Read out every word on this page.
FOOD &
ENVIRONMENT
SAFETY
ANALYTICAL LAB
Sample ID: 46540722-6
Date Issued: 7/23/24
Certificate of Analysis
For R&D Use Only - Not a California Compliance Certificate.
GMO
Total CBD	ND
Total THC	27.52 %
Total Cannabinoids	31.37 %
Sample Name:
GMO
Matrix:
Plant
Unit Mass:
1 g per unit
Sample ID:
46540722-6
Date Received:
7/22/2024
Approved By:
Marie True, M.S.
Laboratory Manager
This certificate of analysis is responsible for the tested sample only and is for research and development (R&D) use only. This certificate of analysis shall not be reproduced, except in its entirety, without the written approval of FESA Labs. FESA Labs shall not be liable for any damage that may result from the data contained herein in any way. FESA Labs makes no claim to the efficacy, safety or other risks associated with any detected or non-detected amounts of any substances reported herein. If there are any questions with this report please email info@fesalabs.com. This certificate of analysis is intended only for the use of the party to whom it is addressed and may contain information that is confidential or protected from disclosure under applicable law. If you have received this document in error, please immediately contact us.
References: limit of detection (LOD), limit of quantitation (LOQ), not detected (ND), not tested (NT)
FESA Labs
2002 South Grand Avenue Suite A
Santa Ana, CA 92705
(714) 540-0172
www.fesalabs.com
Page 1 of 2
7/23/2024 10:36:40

· · · · · · ·

*CHALLENGE*
Look through the material and say how many lines hold "fesalabs". Give the number only.

*TASK RESPONSE*
2